- WHAT THIS TASK INVOLVES -
Copy out each line containing "JSON" from the entries below.

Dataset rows
- - - - - - -
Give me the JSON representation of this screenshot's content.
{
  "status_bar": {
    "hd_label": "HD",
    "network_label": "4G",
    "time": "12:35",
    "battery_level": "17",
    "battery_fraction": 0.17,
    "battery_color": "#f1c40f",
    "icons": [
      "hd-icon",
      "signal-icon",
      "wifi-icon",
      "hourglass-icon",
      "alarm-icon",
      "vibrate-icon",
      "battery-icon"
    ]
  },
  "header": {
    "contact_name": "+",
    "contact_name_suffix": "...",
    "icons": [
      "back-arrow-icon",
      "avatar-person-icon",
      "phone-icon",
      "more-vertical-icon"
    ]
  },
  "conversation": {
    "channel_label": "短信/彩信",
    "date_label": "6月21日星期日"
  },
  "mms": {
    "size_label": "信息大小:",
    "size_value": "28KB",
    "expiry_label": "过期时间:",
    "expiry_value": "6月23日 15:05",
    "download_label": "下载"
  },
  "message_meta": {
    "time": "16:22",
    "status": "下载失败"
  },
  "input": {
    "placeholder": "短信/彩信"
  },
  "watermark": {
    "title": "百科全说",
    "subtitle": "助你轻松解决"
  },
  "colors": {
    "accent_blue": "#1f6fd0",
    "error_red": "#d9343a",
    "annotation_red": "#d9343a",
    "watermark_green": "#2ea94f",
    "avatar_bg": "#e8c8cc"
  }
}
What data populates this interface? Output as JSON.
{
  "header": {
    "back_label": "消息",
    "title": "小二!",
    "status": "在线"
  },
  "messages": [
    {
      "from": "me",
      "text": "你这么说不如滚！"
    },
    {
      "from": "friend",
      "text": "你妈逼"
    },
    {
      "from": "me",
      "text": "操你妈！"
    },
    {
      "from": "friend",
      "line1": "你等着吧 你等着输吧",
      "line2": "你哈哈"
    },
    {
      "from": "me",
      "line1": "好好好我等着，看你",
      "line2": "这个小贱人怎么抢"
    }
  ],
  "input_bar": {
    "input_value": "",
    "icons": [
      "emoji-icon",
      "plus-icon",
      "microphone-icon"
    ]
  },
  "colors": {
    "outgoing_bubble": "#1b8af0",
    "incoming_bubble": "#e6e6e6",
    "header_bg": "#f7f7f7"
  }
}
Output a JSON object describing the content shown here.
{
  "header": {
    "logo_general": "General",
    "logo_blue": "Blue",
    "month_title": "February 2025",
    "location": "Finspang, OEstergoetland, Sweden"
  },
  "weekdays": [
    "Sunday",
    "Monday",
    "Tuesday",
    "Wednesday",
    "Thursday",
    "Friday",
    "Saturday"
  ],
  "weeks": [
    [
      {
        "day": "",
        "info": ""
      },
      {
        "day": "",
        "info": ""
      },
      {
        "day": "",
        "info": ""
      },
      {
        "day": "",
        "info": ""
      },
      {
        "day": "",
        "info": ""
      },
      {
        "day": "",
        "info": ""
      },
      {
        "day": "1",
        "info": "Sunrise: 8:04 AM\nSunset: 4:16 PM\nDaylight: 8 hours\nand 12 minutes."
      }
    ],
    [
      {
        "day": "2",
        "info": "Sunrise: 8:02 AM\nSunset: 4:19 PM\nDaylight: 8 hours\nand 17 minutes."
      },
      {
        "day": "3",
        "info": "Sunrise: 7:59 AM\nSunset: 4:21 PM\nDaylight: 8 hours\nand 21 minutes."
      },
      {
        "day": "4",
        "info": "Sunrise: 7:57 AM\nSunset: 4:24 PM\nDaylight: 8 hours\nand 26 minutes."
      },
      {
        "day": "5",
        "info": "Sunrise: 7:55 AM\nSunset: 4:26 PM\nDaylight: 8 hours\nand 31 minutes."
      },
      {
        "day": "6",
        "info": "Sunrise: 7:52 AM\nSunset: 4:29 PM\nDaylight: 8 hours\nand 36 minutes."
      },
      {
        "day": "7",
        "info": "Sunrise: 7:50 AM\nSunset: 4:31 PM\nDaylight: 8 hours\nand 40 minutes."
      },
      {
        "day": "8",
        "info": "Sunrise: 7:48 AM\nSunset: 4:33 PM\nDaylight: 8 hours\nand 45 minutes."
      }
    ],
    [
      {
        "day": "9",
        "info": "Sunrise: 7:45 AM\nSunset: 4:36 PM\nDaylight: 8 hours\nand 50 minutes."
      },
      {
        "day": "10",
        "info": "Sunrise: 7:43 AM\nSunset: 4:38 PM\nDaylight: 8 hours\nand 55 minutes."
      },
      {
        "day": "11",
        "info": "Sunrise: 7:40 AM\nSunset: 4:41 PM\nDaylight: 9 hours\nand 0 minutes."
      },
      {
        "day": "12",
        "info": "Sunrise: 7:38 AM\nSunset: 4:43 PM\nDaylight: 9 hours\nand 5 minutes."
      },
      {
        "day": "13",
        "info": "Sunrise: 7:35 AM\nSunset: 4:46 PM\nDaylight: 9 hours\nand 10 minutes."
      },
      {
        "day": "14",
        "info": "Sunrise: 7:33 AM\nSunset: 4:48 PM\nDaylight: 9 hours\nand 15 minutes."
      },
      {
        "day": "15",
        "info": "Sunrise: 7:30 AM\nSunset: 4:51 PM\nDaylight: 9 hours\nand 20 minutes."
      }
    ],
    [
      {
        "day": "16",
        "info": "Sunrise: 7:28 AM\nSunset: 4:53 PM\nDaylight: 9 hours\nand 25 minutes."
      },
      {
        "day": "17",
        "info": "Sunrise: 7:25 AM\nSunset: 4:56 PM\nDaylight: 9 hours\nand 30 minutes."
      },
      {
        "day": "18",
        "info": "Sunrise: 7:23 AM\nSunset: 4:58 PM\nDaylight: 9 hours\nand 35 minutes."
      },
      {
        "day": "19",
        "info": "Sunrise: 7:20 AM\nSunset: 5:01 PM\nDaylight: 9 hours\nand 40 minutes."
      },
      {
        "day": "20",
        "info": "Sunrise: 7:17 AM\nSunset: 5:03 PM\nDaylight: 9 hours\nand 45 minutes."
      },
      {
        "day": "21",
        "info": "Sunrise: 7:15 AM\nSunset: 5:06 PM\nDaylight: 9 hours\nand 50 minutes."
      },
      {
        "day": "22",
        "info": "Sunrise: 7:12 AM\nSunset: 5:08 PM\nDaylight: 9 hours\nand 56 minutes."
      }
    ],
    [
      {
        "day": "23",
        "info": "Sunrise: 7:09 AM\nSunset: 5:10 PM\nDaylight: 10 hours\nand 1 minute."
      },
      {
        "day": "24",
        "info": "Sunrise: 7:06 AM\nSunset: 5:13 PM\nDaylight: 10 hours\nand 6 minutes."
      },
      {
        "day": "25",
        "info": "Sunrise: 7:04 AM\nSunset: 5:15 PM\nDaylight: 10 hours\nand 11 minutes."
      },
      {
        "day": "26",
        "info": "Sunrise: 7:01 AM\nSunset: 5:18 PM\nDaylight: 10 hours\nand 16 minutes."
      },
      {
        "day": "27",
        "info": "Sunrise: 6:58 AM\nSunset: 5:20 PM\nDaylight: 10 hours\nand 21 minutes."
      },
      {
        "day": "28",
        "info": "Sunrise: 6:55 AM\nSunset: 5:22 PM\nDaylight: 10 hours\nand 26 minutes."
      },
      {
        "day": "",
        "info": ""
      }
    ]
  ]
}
- - - - - - -
- RESULT -
Give me the JSON representation of this screenshot's content.
What data populates this interface? Output as JSON.
Output a JSON object describing the content shown here.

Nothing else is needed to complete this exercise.